→ Instructions to follow: Only lines holding the word "Income" should be copied from the material.

....

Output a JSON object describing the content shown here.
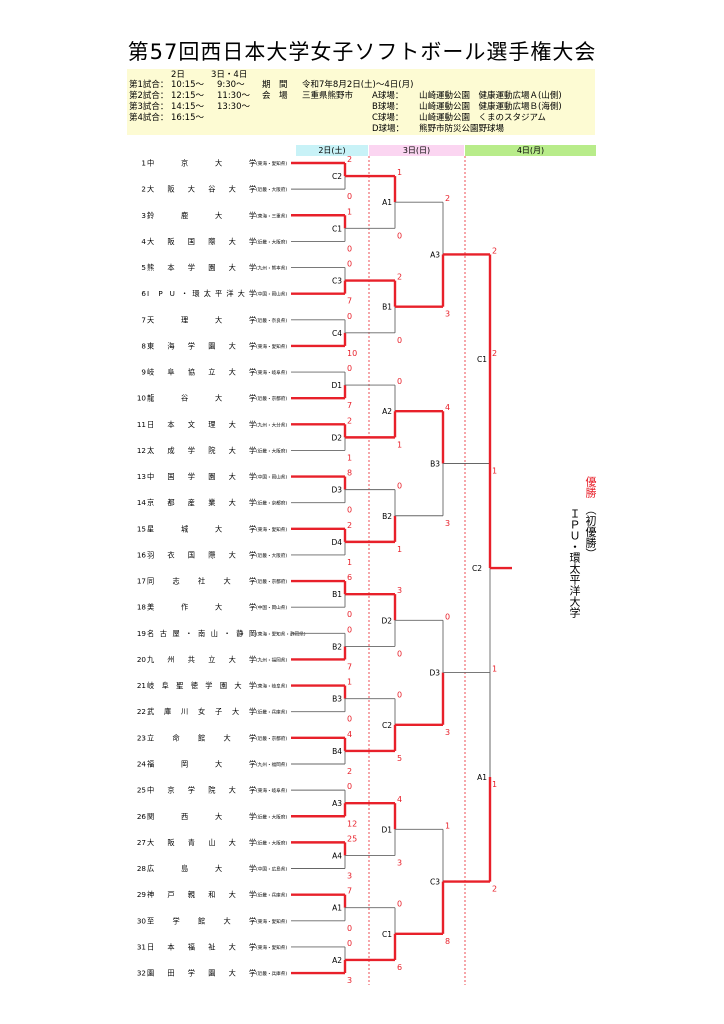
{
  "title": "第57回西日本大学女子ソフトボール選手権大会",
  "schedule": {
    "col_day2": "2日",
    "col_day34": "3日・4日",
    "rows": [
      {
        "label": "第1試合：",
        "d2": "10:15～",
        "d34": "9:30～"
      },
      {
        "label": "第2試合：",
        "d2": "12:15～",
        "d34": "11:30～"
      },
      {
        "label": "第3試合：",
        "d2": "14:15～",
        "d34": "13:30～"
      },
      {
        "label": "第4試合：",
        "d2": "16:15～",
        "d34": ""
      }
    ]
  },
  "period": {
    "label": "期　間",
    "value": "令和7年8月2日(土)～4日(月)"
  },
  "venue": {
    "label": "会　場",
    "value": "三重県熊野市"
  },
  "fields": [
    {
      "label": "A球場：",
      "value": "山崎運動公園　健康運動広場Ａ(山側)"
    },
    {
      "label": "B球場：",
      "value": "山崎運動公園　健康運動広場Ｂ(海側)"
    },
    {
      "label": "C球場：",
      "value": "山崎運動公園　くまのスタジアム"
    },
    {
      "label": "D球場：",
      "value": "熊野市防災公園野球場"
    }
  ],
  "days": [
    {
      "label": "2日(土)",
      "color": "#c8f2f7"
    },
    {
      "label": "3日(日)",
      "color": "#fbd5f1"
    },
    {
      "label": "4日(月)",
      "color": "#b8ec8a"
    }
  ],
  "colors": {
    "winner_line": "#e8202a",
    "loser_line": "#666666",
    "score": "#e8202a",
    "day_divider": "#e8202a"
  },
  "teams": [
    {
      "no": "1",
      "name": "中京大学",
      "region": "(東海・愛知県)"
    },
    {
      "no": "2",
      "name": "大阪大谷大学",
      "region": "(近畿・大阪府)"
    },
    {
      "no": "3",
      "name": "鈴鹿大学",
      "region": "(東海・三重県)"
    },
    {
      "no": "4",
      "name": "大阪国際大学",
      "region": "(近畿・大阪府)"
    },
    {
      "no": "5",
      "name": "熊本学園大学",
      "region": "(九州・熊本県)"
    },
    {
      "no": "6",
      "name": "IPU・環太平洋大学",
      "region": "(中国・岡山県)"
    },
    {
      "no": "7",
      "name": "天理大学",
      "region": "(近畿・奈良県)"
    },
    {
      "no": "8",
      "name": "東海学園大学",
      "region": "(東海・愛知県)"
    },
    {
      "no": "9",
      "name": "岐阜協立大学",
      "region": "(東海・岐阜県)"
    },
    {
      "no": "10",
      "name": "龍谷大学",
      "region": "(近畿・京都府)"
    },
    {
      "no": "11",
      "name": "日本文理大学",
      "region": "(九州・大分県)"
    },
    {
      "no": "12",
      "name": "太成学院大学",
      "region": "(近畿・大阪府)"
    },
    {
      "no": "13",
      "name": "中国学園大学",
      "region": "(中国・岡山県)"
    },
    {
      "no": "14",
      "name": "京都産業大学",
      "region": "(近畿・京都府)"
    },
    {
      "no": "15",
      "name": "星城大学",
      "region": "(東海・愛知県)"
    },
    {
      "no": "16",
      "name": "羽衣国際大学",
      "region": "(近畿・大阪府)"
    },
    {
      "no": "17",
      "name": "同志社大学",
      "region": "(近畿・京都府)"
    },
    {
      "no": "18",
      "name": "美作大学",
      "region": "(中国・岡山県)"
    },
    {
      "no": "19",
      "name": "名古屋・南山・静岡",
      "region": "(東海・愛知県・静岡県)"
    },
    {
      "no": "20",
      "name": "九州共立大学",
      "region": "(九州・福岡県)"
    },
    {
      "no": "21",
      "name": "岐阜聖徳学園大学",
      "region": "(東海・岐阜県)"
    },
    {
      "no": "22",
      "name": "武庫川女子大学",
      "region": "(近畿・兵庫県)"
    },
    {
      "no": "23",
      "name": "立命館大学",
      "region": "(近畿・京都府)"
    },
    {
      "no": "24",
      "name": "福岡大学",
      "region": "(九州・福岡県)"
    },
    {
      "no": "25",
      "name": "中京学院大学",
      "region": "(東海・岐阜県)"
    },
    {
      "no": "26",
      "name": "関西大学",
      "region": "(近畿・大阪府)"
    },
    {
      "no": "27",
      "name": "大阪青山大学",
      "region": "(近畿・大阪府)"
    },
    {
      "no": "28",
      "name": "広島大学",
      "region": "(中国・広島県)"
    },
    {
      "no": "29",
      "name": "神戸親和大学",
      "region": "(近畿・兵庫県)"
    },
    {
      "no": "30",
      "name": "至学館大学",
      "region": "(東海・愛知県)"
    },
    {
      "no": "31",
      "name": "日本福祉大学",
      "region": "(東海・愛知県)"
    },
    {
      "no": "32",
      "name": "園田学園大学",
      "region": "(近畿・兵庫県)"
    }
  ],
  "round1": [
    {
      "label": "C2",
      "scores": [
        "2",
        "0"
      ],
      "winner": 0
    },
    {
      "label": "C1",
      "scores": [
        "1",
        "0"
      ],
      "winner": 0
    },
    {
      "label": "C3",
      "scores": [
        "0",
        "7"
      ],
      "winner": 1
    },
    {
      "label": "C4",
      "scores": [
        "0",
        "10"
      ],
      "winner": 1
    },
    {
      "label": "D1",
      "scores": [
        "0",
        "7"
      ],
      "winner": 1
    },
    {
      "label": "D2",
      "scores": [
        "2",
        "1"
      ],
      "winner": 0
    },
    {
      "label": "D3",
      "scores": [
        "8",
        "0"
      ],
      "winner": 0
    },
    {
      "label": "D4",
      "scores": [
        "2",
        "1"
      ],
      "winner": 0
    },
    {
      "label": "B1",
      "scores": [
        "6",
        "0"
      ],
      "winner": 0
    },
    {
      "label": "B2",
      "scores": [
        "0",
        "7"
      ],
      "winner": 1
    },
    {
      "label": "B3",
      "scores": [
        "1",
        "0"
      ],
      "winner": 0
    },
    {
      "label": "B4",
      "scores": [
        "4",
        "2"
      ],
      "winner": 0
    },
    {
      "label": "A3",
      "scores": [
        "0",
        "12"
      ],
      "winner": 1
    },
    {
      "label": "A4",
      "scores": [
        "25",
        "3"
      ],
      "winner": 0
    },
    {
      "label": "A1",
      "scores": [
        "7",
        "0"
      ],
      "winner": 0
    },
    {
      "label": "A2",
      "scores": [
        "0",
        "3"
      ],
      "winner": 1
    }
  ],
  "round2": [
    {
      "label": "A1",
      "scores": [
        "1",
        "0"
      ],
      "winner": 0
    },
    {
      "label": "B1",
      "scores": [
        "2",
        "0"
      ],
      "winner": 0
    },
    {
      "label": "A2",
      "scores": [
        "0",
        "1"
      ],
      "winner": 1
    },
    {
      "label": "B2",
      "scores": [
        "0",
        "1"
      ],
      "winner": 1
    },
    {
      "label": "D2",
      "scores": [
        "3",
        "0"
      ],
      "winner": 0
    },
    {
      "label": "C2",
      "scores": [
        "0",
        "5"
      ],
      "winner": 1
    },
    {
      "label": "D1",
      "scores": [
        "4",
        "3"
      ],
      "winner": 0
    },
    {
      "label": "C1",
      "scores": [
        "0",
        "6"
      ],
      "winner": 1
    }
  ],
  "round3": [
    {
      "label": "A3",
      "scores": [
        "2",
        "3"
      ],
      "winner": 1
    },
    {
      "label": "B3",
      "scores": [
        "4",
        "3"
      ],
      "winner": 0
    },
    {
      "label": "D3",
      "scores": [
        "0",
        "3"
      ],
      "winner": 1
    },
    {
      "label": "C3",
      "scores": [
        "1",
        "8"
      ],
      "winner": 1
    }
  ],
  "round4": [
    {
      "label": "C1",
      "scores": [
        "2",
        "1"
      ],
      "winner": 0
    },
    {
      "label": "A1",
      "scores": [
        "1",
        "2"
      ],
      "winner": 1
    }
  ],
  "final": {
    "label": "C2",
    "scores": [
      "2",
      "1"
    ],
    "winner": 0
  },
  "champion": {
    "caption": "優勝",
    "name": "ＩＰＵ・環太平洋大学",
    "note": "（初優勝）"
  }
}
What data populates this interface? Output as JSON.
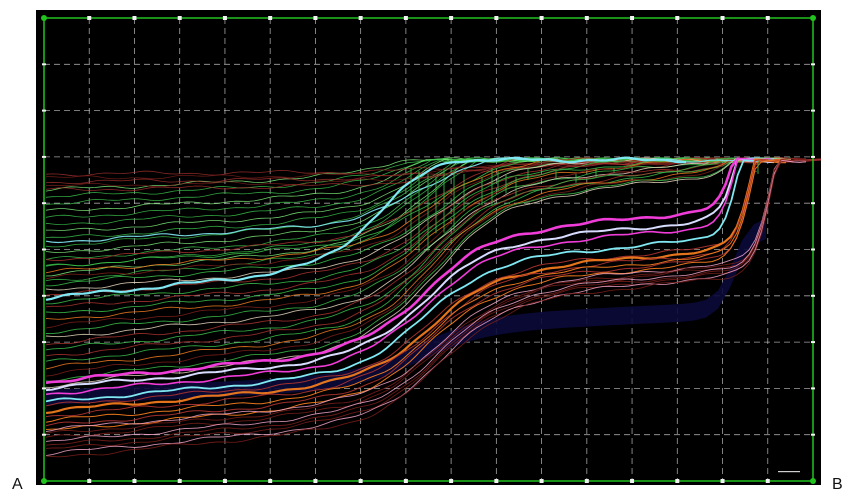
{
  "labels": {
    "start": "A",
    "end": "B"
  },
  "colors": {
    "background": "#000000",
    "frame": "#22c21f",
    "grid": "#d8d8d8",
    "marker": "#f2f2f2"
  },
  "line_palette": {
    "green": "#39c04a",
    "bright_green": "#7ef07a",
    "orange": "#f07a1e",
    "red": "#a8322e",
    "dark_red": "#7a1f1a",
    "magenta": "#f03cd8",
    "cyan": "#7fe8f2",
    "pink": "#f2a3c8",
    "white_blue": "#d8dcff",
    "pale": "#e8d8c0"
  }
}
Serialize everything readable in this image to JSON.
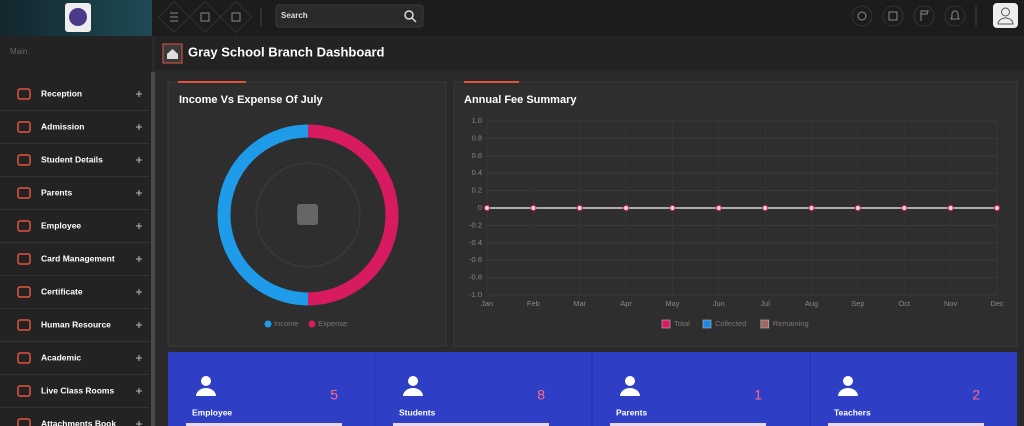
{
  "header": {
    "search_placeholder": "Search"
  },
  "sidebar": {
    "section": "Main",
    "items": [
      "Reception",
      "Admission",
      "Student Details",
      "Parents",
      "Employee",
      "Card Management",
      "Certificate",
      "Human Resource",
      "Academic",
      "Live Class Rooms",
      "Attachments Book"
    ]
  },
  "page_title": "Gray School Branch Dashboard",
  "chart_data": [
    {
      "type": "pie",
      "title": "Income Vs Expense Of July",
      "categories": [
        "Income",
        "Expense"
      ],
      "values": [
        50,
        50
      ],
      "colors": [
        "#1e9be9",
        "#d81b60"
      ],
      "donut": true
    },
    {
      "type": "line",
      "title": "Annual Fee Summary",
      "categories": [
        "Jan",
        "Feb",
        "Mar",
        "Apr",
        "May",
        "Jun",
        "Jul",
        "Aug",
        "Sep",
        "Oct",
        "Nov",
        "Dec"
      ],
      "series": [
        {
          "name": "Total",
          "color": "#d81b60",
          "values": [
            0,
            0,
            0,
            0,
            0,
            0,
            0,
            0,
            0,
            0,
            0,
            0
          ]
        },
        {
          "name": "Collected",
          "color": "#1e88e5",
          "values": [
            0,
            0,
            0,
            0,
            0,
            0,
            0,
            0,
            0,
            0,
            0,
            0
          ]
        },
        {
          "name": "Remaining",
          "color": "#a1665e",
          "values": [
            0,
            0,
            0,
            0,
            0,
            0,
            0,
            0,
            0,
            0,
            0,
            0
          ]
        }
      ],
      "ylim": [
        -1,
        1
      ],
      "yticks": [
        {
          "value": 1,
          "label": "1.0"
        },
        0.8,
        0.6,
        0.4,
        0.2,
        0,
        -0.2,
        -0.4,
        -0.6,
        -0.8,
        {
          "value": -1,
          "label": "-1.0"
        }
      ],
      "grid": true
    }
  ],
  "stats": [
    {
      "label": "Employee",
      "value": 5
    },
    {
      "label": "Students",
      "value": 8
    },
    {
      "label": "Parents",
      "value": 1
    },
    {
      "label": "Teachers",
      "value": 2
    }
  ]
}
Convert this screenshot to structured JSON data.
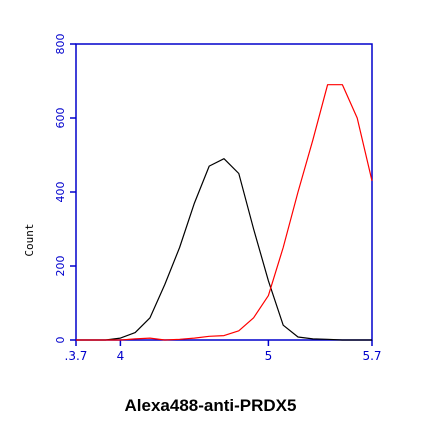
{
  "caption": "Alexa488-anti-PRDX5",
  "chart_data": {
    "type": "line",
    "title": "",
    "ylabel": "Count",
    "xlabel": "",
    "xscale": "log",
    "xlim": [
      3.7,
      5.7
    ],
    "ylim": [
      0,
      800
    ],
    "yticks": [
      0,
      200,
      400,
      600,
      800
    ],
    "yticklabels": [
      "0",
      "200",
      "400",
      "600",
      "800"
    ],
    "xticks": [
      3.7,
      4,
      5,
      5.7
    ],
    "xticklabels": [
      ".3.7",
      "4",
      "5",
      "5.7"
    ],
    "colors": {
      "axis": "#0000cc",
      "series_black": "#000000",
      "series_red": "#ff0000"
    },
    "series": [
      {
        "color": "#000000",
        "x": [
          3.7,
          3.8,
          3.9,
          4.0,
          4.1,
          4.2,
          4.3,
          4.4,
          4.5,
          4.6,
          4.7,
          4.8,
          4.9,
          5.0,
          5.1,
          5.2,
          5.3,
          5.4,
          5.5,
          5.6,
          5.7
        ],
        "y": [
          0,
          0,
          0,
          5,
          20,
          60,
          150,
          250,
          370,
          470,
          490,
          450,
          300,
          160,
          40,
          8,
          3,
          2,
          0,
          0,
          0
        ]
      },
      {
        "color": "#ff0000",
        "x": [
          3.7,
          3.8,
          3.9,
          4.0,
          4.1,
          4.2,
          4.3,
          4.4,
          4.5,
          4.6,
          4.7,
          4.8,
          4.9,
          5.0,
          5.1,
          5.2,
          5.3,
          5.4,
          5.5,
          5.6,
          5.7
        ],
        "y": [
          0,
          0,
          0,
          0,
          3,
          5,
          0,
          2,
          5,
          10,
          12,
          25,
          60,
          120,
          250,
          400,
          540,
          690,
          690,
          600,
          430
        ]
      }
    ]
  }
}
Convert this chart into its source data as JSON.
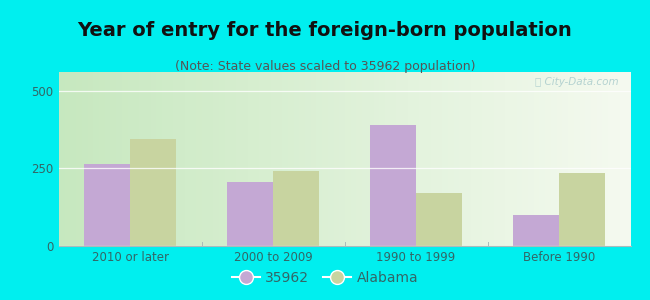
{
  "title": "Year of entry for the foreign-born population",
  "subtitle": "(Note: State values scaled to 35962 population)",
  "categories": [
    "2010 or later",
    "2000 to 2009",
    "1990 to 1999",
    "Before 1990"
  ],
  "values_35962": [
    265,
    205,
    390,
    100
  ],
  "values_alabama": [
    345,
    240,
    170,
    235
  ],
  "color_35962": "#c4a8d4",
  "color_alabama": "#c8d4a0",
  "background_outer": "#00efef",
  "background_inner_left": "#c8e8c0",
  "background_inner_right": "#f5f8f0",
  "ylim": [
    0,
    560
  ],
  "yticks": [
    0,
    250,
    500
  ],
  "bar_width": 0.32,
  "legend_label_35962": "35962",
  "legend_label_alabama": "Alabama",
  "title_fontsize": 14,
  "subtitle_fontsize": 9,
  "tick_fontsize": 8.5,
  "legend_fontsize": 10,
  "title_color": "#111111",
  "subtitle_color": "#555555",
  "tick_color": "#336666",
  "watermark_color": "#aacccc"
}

....

→ Written solution:
      "title": "Income Vs Expense Of July",
        "Income",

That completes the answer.